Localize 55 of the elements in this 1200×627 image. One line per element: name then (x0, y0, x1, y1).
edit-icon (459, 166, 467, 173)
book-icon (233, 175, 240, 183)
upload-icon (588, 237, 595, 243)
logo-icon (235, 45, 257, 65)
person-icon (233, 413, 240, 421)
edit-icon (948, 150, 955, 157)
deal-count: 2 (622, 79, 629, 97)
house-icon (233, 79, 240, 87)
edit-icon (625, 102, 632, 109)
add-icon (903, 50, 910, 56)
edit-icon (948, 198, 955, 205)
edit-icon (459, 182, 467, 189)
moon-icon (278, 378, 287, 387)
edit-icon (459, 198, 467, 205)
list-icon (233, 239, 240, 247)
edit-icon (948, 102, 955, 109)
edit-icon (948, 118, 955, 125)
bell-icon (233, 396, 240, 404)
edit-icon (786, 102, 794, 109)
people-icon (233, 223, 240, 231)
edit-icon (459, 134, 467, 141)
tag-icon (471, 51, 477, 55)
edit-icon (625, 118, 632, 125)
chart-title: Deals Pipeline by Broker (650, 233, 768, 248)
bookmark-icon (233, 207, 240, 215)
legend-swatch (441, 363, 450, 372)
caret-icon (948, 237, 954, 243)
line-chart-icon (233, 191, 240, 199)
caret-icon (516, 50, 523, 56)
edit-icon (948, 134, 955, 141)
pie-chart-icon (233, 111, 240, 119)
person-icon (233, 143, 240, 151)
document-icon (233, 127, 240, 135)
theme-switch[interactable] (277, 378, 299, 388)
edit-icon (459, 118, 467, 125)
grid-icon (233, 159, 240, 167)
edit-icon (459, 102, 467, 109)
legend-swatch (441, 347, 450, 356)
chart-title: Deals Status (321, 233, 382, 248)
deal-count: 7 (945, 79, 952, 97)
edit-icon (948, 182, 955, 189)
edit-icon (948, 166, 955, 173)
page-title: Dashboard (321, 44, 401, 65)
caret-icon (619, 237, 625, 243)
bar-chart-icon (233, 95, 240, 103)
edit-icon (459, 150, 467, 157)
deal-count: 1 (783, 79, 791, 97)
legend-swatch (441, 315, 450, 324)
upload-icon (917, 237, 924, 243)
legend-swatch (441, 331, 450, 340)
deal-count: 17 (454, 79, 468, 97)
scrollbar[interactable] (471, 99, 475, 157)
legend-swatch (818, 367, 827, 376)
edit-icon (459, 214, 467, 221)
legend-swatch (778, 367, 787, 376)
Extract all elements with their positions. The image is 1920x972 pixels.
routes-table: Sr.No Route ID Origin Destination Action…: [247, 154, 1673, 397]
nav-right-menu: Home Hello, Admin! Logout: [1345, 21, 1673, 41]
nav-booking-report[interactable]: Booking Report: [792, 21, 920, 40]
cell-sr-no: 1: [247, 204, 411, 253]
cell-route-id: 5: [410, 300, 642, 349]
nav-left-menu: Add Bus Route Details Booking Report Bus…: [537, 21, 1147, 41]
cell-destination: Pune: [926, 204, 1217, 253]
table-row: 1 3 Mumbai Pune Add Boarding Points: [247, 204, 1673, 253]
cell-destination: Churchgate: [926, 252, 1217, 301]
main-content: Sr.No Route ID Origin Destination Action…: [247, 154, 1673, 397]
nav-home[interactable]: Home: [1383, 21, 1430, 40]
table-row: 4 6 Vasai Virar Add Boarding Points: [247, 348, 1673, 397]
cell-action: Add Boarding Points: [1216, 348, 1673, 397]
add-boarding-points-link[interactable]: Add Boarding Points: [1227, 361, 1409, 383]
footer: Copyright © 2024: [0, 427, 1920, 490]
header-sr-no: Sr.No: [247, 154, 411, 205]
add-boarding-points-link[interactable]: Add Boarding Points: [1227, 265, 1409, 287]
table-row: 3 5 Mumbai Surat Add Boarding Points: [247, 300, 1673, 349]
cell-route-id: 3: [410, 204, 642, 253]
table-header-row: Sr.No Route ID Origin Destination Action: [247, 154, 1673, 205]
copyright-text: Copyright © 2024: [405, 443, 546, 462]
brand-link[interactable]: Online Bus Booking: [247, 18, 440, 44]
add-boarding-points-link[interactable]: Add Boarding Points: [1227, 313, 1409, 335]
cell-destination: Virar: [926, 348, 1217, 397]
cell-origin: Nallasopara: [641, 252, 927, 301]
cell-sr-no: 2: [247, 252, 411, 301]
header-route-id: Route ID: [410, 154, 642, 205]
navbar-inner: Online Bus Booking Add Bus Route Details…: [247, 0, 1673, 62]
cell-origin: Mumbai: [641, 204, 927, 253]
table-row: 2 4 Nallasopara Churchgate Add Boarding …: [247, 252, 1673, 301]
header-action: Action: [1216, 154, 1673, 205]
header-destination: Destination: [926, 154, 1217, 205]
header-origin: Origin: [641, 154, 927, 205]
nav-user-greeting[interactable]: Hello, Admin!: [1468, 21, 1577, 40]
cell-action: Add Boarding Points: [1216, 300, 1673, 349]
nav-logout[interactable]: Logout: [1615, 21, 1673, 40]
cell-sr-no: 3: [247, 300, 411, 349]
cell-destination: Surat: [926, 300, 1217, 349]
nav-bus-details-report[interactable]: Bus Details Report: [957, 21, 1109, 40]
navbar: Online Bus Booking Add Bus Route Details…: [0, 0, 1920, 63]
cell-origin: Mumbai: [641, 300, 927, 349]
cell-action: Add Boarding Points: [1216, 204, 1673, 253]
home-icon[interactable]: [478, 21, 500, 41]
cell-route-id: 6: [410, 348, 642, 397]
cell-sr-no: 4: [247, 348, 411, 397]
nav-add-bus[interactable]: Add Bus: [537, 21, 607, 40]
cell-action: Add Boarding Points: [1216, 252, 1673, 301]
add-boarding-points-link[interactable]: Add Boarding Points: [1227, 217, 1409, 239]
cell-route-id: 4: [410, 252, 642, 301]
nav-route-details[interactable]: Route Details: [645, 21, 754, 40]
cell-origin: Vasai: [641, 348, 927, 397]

Task:
Present every line of the entries above as a Markdown table with the columns "Row" and "Text," numbering the rows in order and skipping blank lines.

Complete answer:
| Row | Text |
|---|---|
| 1 | Localize 55 of the elements in this 1200×627 image. One line per element: name then (x0, y0, x1, y1). |
| 2 | edit-icon (459, 166, 467, 173) |
| 3 | book-icon (233, 175, 240, 183) |
| 4 | upload-icon (588, 237, 595, 243) |
| 5 | logo-icon (235, 45, 257, 65) |
| 6 | person-icon (233, 413, 240, 421) |
| 7 | edit-icon (948, 150, 955, 157) |
| 8 | deal-count: 2 (622, 79, 629, 97) |
| 9 | house-icon (233, 79, 240, 87) |
| 10 | edit-icon (625, 102, 632, 109) |
| 11 | add-icon (903, 50, 910, 56) |
| 12 | edit-icon (948, 198, 955, 205) |
| 13 | edit-icon (459, 182, 467, 189) |
| 14 | moon-icon (278, 378, 287, 387) |
| 15 | edit-icon (459, 198, 467, 205) |
| 16 | list-icon (233, 239, 240, 247) |
| 17 | edit-icon (948, 102, 955, 109) |
| 18 | edit-icon (948, 118, 955, 125) |
| 19 | bell-icon (233, 396, 240, 404) |
| 20 | edit-icon (786, 102, 794, 109) |
| 21 | people-icon (233, 223, 240, 231) |
| 22 | edit-icon (459, 134, 467, 141) |
| 23 | tag-icon (471, 51, 477, 55) |
| 24 | edit-icon (625, 118, 632, 125) |
| 25 | chart-title: Deals Pipeline by Broker (650, 233, 768, 248) |
| 26 | bookmark-icon (233, 207, 240, 215) |
| 27 | legend-swatch (441, 363, 450, 372) |
| 28 | caret-icon (948, 237, 954, 243) |
| 29 | line-chart-icon (233, 191, 240, 199) |
| 30 | caret-icon (516, 50, 523, 56) |
| 31 | edit-icon (948, 134, 955, 141) |
| 32 | pie-chart-icon (233, 111, 240, 119) |
| 33 | person-icon (233, 143, 240, 151) |
| 34 | document-icon (233, 127, 240, 135) |
| 35 | theme-switch[interactable] (277, 378, 299, 388) |
| 36 | edit-icon (459, 118, 467, 125) |
| 37 | grid-icon (233, 159, 240, 167) |
| 38 | edit-icon (459, 102, 467, 109) |
| 39 | legend-swatch (441, 347, 450, 356) |
| 40 | chart-title: Deals Status (321, 233, 382, 248) |
| 41 | deal-count: 7 (945, 79, 952, 97) |
| 42 | edit-icon (948, 182, 955, 189) |
| 43 | edit-icon (948, 166, 955, 173) |
| 44 | page-title: Dashboard (321, 44, 401, 65) |
| 45 | caret-icon (619, 237, 625, 243) |
| 46 | bar-chart-icon (233, 95, 240, 103) |
| 47 | edit-icon (459, 150, 467, 157) |
| 48 | deal-count: 1 (783, 79, 791, 97) |
| 49 | legend-swatch (441, 315, 450, 324) |
| 50 | upload-icon (917, 237, 924, 243) |
| 51 | legend-swatch (441, 331, 450, 340) |
| 52 | deal-count: 17 (454, 79, 468, 97) |
| 53 | scrollbar[interactable] (471, 99, 475, 157) |
| 54 | legend-swatch (818, 367, 827, 376) |
| 55 | edit-icon (459, 214, 467, 221) |
| 56 | legend-swatch (778, 367, 787, 376) |
| 57 | Extract all elements with their positions. The image is 1920x972 pixels. |
| 58 | routes-table: Sr.No Route ID Origin Destination Action…: [247, 154, 1673, 397] |
| 59 | nav-right-menu: Home Hello, Admin! Logout: [1345, 21, 1673, 41] |
| 60 | nav-booking-report[interactable]: Booking Report: [792, 21, 920, 40] |
| 61 | cell-sr-no: 1: [247, 204, 411, 253] |
| 62 | cell-route-id: 5: [410, 300, 642, 349] |
| 63 | nav-left-menu: Add Bus Route Details Booking Report Bus…: [537, 21, 1147, 41] |
| 64 | cell-destination: Pune: [926, 204, 1217, 253] |
| 65 | table-row: 1 3 Mumbai Pune Add Boarding Points: [247, 204, 1673, 253] |
| 66 | cell-destination: Churchgate: [926, 252, 1217, 301] |
| 67 | main-content: Sr.No Route ID Origin Destination Action…: [247, 154, 1673, 397] |
| 68 | nav-home[interactable]: Home: [1383, 21, 1430, 40] |
| 69 | table-row: 4 6 Vasai Virar Add Boarding Points: [247, 348, 1673, 397] |
| 70 | cell-action: Add Boarding Points: [1216, 348, 1673, 397] |
| 71 | add-boarding-points-link[interactable]: Add Boarding Points: [1227, 361, 1409, 383] |
| 72 | footer: Copyright © 2024: [0, 427, 1920, 490] |
| 73 | header-sr-no: Sr.No: [247, 154, 411, 205] |
| 74 | add-boarding-points-link[interactable]: Add Boarding Points: [1227, 265, 1409, 287] |
| 75 | table-row: 3 5 Mumbai Surat Add Boarding Points: [247, 300, 1673, 349] |
| 76 | cell-route-id: 3: [410, 204, 642, 253] |
| 77 | table-header-row: Sr.No Route ID Origin Destination Action: [247, 154, 1673, 205] |
| 78 | copyright-text: Copyright © 2024: [405, 443, 546, 462] |
| 79 | brand-link[interactable]: Online Bus Booking: [247, 18, 440, 44] |
| 80 | add-boarding-points-link[interactable]: Add Boarding Points: [1227, 313, 1409, 335] |
| 81 | cell-destination: Virar: [926, 348, 1217, 397] |
| 82 | cell-origin: Nallasopara: [641, 252, 927, 301] |
| 83 | cell-sr-no: 2: [247, 252, 411, 301] |
| 84 | header-route-id: Route ID: [410, 154, 642, 205] |
| 85 | navbar-inner: Online Bus Booking Add Bus Route Details…: [247, 0, 1673, 62] |
| 86 | cell-origin: Mumbai: [641, 204, 927, 253] |
| 87 | table-row: 2 4 Nallasopara Churchgate Add Boarding …: [247, 252, 1673, 301] |
| 88 | header-action: Action: [1216, 154, 1673, 205] |
| 89 | header-destination: Destination: [926, 154, 1217, 205] |
| 90 | header-origin: Origin: [641, 154, 927, 205] |
| 91 | nav-user-greeting[interactable]: Hello, Admin!: [1468, 21, 1577, 40] |
| 92 | cell-action: Add Boarding Points: [1216, 300, 1673, 349] |
| 93 | nav-logout[interactable]: Logout: [1615, 21, 1673, 40] |
| 94 | cell-sr-no: 3: [247, 300, 411, 349] |
| 95 | cell-destination: Surat: [926, 300, 1217, 349] |
| 96 | nav-bus-details-report[interactable]: Bus Details Report: [957, 21, 1109, 40] |
| 97 | navbar: Online Bus Booking Add Bus Route Details…: [0, 0, 1920, 63] |
| 98 | cell-origin: Mumbai: [641, 300, 927, 349] |
| 99 | cell-action: Add Boarding Points: [1216, 204, 1673, 253] |
| 100 | home-icon[interactable]: [478, 21, 500, 41] |
| 101 | cell-route-id: 6: [410, 348, 642, 397] |
| 102 | cell-sr-no: 4: [247, 348, 411, 397] |
| 103 | nav-add-bus[interactable]: Add Bus: [537, 21, 607, 40] |
| 104 | cell-action: Add Boarding Points: [1216, 252, 1673, 301] |
| 105 | add-boarding-points-link[interactable]: Add Boarding Points: [1227, 217, 1409, 239] |
| 106 | cell-route-id: 4: [410, 252, 642, 301] |
| 107 | nav-route-details[interactable]: Route Details: [645, 21, 754, 40] |
| 108 | cell-origin: Vasai: [641, 348, 927, 397] |